Exercise requirements: Your answer should be a single number: the count of lines that include the word "desc".

[Dataset records]
== == ==

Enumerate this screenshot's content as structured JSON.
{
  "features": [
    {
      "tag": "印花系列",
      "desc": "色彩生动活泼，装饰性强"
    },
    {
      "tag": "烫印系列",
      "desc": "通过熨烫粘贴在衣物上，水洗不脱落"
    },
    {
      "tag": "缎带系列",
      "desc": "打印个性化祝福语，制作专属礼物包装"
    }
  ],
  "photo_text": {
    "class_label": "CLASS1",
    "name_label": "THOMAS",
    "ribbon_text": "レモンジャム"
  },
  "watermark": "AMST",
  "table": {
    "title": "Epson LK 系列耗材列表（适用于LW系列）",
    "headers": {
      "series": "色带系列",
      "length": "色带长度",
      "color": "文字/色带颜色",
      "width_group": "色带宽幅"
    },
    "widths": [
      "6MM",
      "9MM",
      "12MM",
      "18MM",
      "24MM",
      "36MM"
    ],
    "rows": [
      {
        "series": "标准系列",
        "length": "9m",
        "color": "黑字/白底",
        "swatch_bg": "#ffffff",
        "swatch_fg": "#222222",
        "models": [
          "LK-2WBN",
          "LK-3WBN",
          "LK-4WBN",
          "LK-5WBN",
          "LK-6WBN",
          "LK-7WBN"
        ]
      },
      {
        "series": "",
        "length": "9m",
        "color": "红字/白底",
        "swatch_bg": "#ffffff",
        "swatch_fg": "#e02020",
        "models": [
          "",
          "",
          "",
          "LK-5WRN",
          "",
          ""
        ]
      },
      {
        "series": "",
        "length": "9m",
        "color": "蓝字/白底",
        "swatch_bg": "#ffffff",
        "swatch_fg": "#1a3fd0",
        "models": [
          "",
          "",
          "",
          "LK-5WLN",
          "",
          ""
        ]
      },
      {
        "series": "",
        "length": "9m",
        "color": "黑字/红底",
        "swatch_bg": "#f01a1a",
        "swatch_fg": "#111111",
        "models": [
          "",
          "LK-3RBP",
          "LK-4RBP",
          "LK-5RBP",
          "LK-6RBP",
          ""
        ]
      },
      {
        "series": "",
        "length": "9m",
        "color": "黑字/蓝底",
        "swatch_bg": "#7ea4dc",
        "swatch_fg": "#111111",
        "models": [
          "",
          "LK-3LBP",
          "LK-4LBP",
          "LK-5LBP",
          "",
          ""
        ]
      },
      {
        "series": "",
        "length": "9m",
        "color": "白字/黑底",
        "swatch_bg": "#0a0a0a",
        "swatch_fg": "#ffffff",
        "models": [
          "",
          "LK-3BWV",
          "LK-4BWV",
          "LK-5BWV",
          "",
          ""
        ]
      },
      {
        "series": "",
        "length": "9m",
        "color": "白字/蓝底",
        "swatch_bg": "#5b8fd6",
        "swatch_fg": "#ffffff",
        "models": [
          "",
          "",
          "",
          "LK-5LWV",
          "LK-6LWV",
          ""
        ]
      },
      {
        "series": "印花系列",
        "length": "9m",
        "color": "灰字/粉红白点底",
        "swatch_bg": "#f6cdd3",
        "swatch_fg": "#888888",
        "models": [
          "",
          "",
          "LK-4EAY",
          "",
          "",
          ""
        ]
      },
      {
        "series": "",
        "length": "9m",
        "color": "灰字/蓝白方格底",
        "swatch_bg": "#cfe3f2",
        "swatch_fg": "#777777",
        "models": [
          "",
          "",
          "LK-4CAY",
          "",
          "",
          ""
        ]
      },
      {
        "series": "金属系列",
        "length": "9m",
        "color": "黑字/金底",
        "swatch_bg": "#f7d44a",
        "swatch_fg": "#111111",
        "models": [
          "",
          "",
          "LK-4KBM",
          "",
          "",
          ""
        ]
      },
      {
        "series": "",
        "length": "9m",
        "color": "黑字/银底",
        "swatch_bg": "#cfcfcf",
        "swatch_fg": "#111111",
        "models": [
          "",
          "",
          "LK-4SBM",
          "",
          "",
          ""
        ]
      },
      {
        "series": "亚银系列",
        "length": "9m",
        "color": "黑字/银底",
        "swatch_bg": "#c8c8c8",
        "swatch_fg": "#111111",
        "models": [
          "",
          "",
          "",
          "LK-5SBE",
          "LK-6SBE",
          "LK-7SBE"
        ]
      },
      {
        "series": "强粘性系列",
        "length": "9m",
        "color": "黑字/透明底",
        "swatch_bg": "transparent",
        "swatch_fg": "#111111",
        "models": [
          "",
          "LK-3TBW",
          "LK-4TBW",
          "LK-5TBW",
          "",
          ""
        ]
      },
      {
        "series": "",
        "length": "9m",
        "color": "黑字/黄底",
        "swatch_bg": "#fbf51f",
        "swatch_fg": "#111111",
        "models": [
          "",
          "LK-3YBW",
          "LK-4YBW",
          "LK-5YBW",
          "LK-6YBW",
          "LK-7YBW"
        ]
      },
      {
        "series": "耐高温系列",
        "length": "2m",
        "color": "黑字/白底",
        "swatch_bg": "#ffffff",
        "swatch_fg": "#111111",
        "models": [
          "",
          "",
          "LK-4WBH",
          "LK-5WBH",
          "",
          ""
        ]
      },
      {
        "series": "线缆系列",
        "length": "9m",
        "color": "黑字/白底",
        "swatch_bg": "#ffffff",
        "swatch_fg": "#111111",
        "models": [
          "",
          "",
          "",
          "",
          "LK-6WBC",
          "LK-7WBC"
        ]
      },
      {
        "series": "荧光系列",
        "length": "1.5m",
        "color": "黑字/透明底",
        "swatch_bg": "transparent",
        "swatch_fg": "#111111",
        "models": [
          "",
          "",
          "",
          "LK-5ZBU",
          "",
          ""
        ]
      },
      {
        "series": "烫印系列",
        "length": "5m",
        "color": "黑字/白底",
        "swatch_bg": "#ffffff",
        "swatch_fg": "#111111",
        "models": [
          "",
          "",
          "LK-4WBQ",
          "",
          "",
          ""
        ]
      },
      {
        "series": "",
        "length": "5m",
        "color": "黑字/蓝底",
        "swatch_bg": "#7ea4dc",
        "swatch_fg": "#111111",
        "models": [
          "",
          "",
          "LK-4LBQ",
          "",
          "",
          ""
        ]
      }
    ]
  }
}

== == ==

Finished task: 3